**REQUIRED TASK**.
Write out again only the lines between the one with "Give me a plain-text" and the end of the records below, both ends counted, and don't include the pictures.

**DATA TO PROCESS**.
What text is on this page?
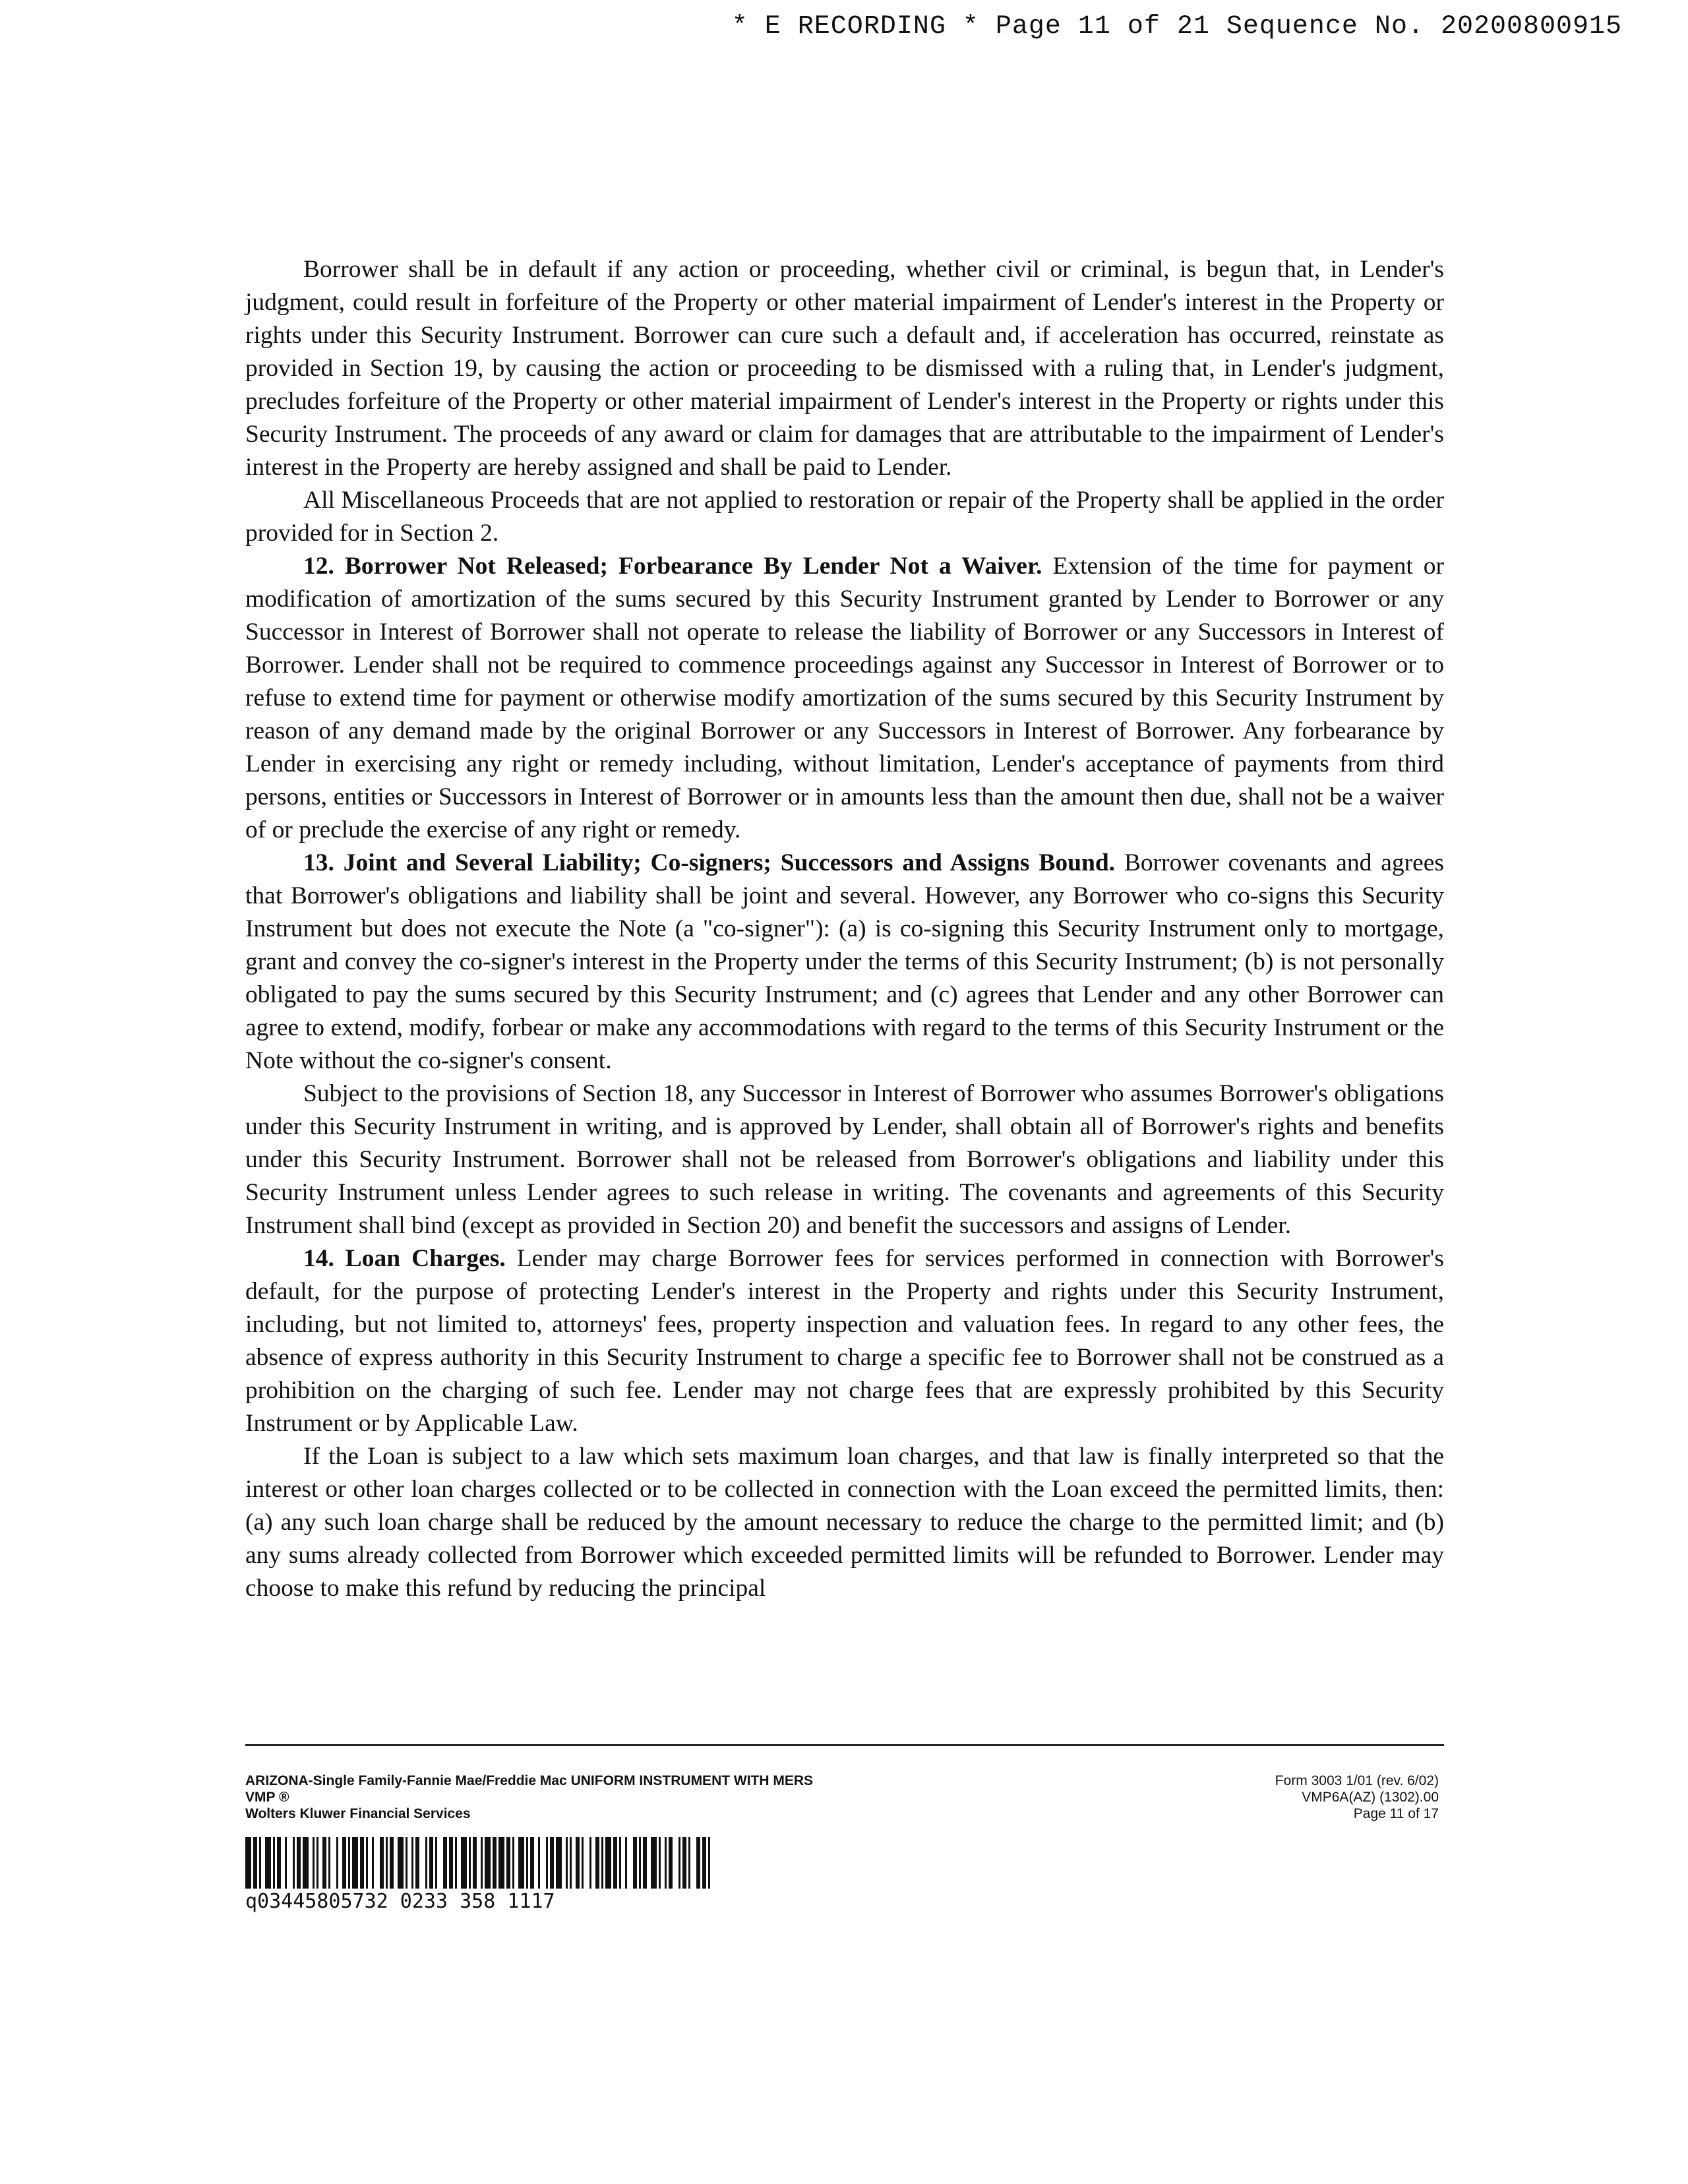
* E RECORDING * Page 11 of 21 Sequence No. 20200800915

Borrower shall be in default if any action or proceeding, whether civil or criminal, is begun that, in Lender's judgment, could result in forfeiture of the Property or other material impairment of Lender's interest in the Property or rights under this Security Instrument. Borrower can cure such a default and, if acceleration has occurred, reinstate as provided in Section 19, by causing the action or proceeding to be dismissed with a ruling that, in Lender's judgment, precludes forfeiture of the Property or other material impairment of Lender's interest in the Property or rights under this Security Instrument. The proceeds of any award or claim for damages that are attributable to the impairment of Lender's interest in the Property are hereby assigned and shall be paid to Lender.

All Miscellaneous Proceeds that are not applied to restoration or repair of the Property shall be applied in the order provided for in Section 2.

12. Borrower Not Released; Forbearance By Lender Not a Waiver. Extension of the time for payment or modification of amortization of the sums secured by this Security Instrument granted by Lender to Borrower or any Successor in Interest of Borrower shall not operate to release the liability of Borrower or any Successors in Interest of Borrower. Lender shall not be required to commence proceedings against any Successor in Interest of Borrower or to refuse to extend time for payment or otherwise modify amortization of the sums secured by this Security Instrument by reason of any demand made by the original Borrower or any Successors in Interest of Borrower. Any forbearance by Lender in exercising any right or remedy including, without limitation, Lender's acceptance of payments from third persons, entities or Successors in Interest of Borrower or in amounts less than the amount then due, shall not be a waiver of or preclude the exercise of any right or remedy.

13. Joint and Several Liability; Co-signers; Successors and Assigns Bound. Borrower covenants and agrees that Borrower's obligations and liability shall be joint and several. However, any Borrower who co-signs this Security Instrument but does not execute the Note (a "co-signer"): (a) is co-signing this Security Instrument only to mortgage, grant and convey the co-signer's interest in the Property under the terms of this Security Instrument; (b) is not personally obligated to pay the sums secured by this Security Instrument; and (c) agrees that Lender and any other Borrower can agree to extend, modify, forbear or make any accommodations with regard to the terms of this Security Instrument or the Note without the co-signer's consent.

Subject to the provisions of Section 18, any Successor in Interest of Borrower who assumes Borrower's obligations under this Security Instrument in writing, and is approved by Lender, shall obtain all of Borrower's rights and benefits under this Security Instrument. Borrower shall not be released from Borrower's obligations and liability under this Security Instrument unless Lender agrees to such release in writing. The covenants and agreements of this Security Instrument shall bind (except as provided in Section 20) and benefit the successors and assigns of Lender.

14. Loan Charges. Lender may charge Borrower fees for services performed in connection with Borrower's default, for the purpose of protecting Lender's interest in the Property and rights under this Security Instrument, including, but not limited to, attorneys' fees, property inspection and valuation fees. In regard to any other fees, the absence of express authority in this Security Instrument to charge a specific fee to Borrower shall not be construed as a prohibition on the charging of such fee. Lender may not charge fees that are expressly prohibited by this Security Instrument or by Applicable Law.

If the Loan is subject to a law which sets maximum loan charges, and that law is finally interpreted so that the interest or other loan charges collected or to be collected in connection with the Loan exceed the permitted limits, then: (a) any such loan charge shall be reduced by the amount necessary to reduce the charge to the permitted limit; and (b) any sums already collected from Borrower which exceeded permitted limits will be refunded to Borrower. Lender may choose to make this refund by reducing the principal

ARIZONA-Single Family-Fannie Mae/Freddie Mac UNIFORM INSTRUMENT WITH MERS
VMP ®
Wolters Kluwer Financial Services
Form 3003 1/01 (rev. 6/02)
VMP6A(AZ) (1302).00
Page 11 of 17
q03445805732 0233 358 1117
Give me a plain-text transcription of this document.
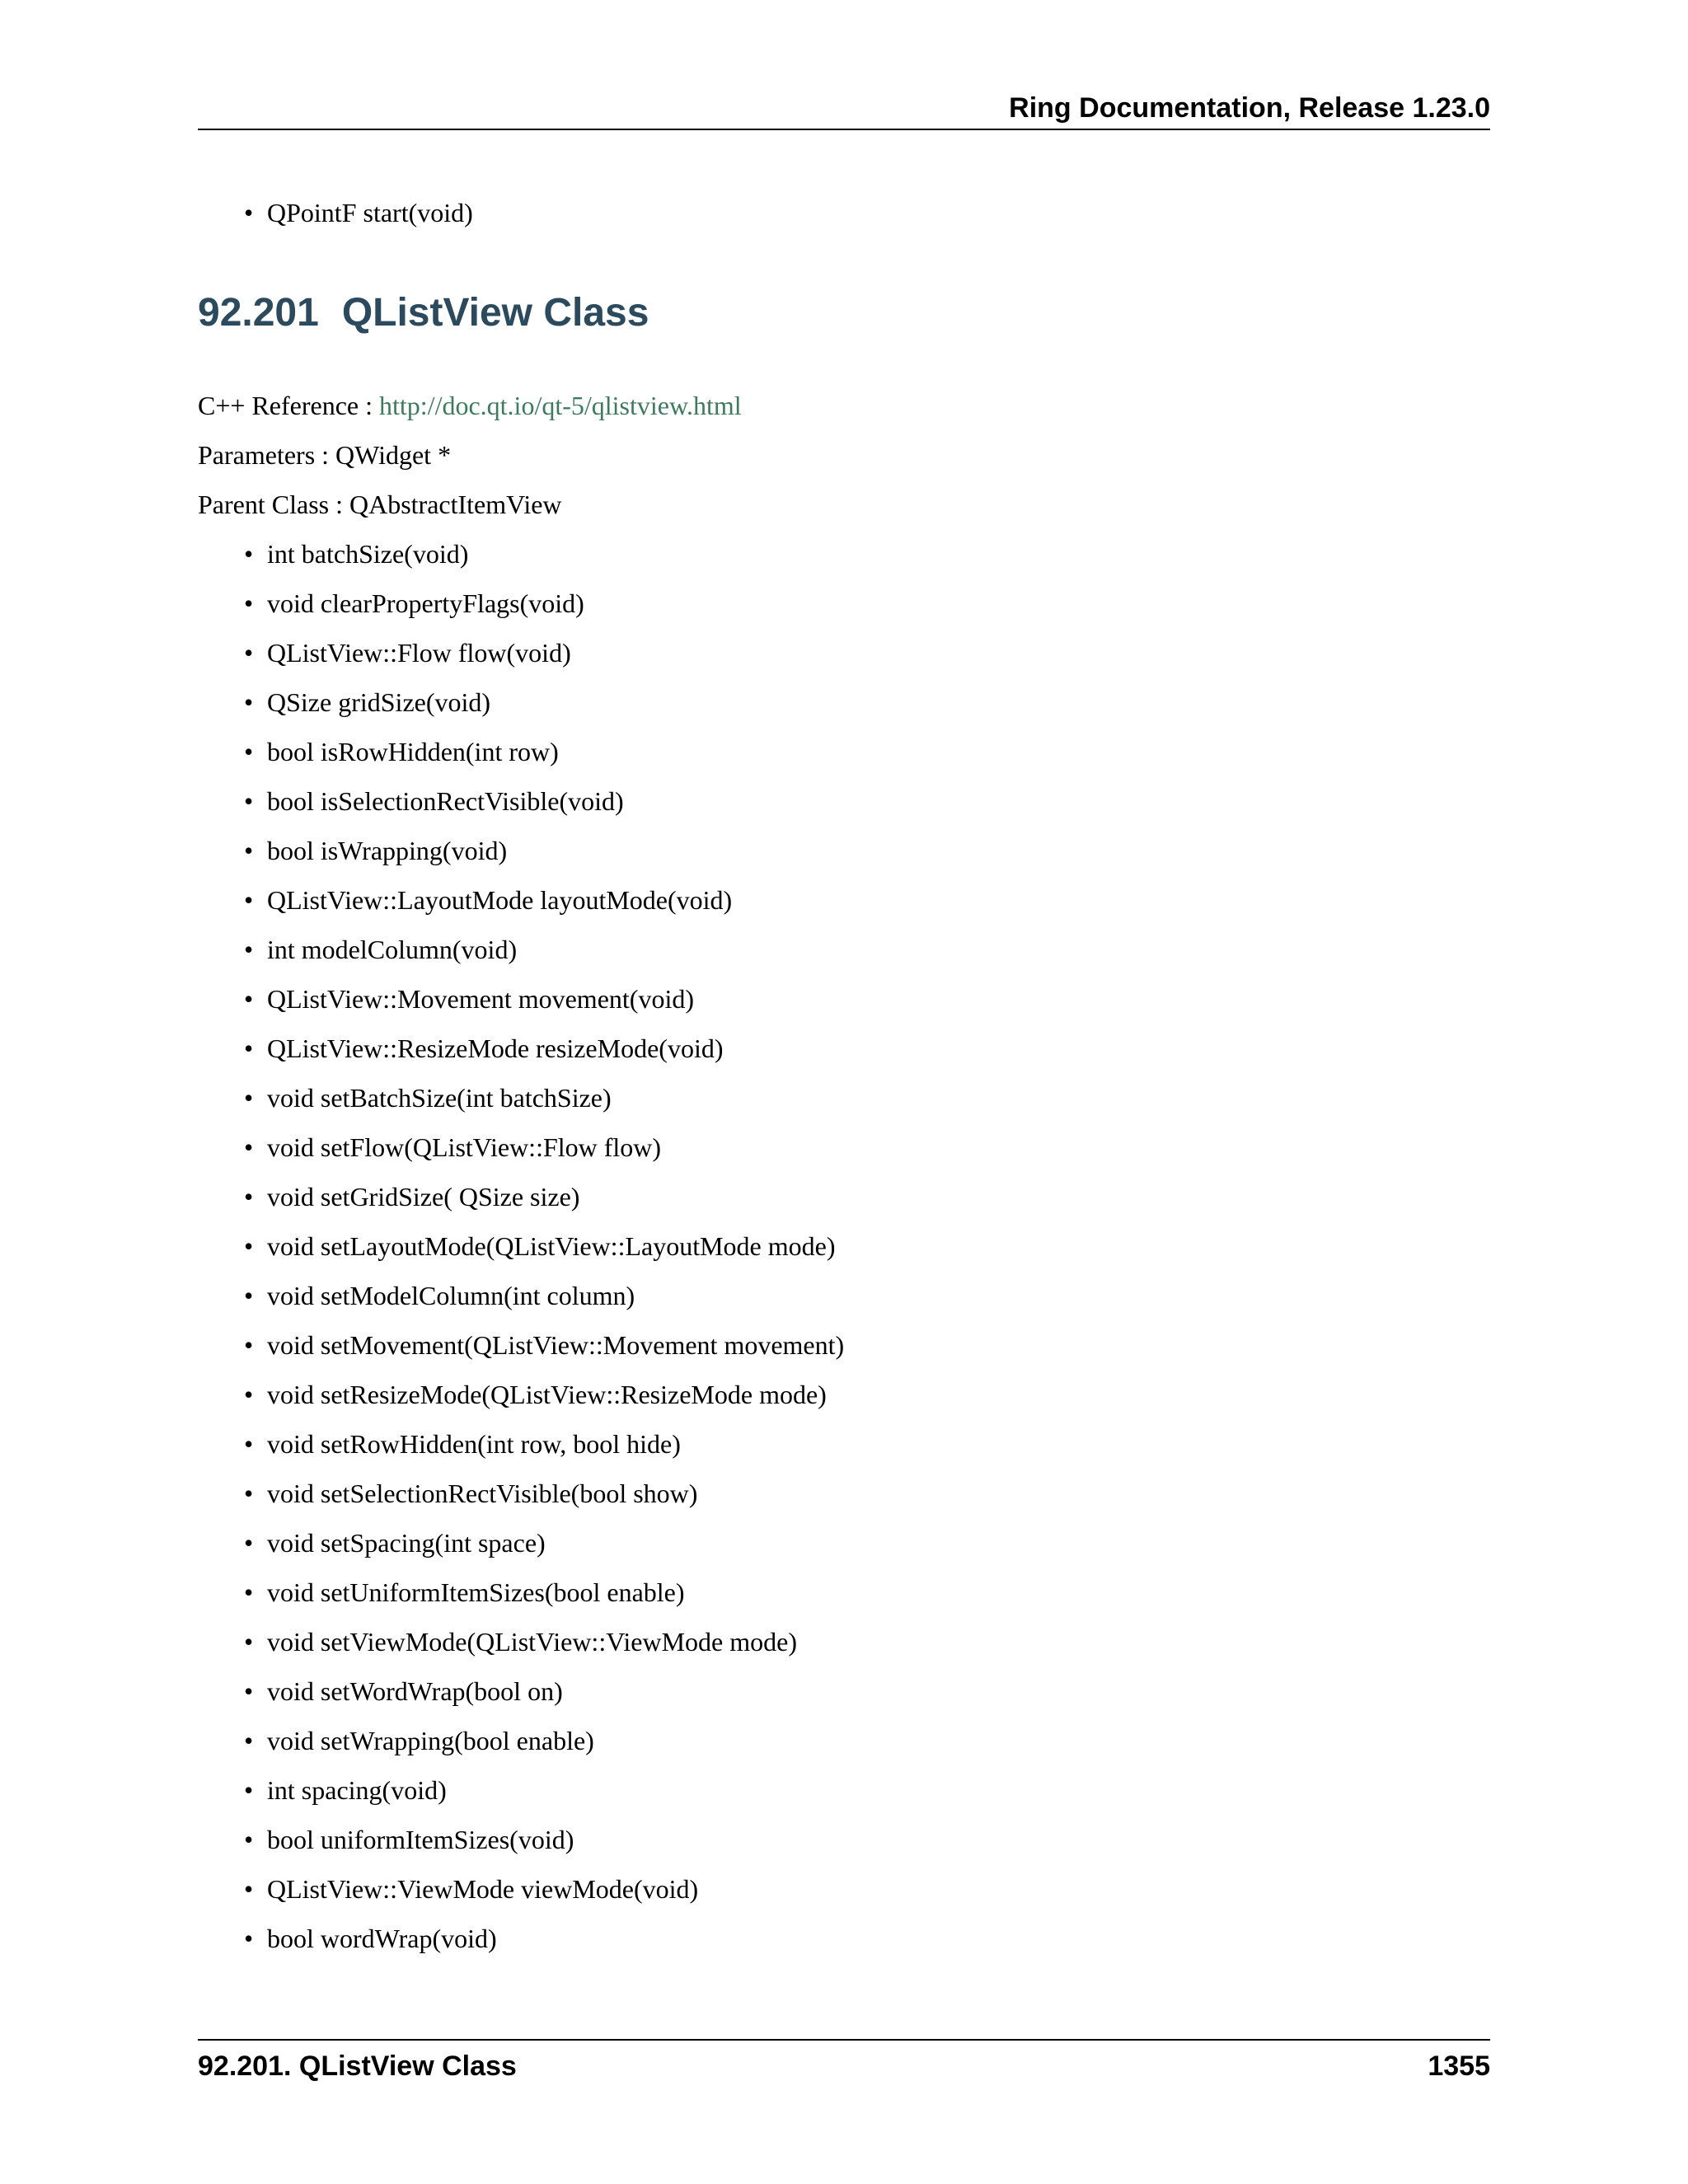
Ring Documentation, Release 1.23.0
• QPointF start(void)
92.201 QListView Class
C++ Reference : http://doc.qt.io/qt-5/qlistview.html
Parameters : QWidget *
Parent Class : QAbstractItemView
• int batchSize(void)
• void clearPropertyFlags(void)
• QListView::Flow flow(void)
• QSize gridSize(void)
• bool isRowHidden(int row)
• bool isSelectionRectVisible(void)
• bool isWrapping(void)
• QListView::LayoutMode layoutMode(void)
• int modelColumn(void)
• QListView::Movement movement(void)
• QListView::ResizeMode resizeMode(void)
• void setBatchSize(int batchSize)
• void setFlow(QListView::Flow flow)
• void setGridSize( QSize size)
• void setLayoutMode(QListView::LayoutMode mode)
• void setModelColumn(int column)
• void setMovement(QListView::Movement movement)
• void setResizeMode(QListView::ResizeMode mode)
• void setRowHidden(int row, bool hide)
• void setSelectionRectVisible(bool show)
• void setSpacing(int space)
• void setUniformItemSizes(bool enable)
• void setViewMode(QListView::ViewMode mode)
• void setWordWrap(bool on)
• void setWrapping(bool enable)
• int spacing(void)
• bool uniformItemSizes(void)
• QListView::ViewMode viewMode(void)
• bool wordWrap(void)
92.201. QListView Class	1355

**EXERCISE SOLUTION**.
Give me a plain-text transcription of this document.
Ring Documentation, Release 1.23.0
• QPointF start(void)
92.201 QListView Class
C++ Reference : http://doc.qt.io/qt-5/qlistview.html
Parameters : QWidget *
Parent Class : QAbstractItemView
• int batchSize(void)
• void clearPropertyFlags(void)
• QListView::Flow flow(void)
• QSize gridSize(void)
• bool isRowHidden(int row)
• bool isSelectionRectVisible(void)
• bool isWrapping(void)
• QListView::LayoutMode layoutMode(void)
• int modelColumn(void)
• QListView::Movement movement(void)
• QListView::ResizeMode resizeMode(void)
• void setBatchSize(int batchSize)
• void setFlow(QListView::Flow flow)
• void setGridSize( QSize size)
• void setLayoutMode(QListView::LayoutMode mode)
• void setModelColumn(int column)
• void setMovement(QListView::Movement movement)
• void setResizeMode(QListView::ResizeMode mode)
• void setRowHidden(int row, bool hide)
• void setSelectionRectVisible(bool show)
• void setSpacing(int space)
• void setUniformItemSizes(bool enable)
• void setViewMode(QListView::ViewMode mode)
• void setWordWrap(bool on)
• void setWrapping(bool enable)
• int spacing(void)
• bool uniformItemSizes(void)
• QListView::ViewMode viewMode(void)
• bool wordWrap(void)
92.201. QListView Class	1355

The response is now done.